## Written request
Your task is to extract every line from the material below exactly.

## Records for the task
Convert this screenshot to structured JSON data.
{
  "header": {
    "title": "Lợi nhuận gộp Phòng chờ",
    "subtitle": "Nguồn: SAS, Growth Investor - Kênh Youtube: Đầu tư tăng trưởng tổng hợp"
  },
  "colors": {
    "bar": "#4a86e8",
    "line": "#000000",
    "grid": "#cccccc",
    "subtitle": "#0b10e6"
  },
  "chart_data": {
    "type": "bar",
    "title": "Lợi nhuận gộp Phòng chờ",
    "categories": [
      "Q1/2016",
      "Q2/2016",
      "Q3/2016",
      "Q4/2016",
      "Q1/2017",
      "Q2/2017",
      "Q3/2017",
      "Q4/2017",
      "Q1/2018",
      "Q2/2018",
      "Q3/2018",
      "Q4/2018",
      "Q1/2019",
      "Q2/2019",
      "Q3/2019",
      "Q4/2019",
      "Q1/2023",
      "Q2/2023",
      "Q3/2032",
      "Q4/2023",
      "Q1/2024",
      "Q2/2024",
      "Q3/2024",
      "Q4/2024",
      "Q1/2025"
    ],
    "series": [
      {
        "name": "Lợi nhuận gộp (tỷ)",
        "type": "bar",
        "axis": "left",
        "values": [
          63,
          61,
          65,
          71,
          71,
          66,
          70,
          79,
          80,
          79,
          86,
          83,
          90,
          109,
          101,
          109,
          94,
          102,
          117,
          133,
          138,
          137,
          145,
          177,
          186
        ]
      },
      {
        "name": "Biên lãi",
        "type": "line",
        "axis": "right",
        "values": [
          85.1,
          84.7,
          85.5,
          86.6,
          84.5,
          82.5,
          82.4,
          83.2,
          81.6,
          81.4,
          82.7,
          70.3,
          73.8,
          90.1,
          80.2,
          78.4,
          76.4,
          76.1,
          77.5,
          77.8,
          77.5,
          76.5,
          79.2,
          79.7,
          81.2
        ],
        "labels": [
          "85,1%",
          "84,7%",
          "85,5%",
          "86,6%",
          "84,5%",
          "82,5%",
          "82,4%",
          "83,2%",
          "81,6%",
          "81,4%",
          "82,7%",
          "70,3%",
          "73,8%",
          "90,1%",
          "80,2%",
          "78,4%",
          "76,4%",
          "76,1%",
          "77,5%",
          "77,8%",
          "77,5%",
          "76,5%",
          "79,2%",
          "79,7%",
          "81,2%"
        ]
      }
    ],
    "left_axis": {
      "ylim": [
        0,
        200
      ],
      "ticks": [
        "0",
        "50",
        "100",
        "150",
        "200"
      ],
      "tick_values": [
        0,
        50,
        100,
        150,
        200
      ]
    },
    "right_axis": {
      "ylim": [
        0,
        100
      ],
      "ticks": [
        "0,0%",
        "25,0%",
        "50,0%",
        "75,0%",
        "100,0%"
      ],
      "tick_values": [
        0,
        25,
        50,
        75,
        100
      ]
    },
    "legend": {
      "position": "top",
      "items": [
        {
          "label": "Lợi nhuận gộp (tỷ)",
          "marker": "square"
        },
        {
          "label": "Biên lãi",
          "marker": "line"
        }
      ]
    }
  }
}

## Response to the exercise
Convert this screenshot to structured JSON data.
{
  "header": {
    "title": "Lợi nhuận gộp Phòng chờ",
    "subtitle": "Nguồn: SAS, Growth Investor - Kênh Youtube: Đầu tư tăng trưởng tổng hợp"
  },
  "colors": {
    "bar": "#4a86e8",
    "line": "#000000",
    "grid": "#cccccc",
    "subtitle": "#0b10e6"
  },
  "chart_data": {
    "type": "bar",
    "title": "Lợi nhuận gộp Phòng chờ",
    "categories": [
      "Q1/2016",
      "Q2/2016",
      "Q3/2016",
      "Q4/2016",
      "Q1/2017",
      "Q2/2017",
      "Q3/2017",
      "Q4/2017",
      "Q1/2018",
      "Q2/2018",
      "Q3/2018",
      "Q4/2018",
      "Q1/2019",
      "Q2/2019",
      "Q3/2019",
      "Q4/2019",
      "Q1/2023",
      "Q2/2023",
      "Q3/2032",
      "Q4/2023",
      "Q1/2024",
      "Q2/2024",
      "Q3/2024",
      "Q4/2024",
      "Q1/2025"
    ],
    "series": [
      {
        "name": "Lợi nhuận gộp (tỷ)",
        "type": "bar",
        "axis": "left",
        "values": [
          63,
          61,
          65,
          71,
          71,
          66,
          70,
          79,
          80,
          79,
          86,
          83,
          90,
          109,
          101,
          109,
          94,
          102,
          117,
          133,
          138,
          137,
          145,
          177,
          186
        ]
      },
      {
        "name": "Biên lãi",
        "type": "line",
        "axis": "right",
        "values": [
          85.1,
          84.7,
          85.5,
          86.6,
          84.5,
          82.5,
          82.4,
          83.2,
          81.6,
          81.4,
          82.7,
          70.3,
          73.8,
          90.1,
          80.2,
          78.4,
          76.4,
          76.1,
          77.5,
          77.8,
          77.5,
          76.5,
          79.2,
          79.7,
          81.2
        ],
        "labels": [
          "85,1%",
          "84,7%",
          "85,5%",
          "86,6%",
          "84,5%",
          "82,5%",
          "82,4%",
          "83,2%",
          "81,6%",
          "81,4%",
          "82,7%",
          "70,3%",
          "73,8%",
          "90,1%",
          "80,2%",
          "78,4%",
          "76,4%",
          "76,1%",
          "77,5%",
          "77,8%",
          "77,5%",
          "76,5%",
          "79,2%",
          "79,7%",
          "81,2%"
        ]
      }
    ],
    "left_axis": {
      "ylim": [
        0,
        200
      ],
      "ticks": [
        "0",
        "50",
        "100",
        "150",
        "200"
      ],
      "tick_values": [
        0,
        50,
        100,
        150,
        200
      ]
    },
    "right_axis": {
      "ylim": [
        0,
        100
      ],
      "ticks": [
        "0,0%",
        "25,0%",
        "50,0%",
        "75,0%",
        "100,0%"
      ],
      "tick_values": [
        0,
        25,
        50,
        75,
        100
      ]
    },
    "legend": {
      "position": "top",
      "items": [
        {
          "label": "Lợi nhuận gộp (tỷ)",
          "marker": "square"
        },
        {
          "label": "Biên lãi",
          "marker": "line"
        }
      ]
    }
  }
}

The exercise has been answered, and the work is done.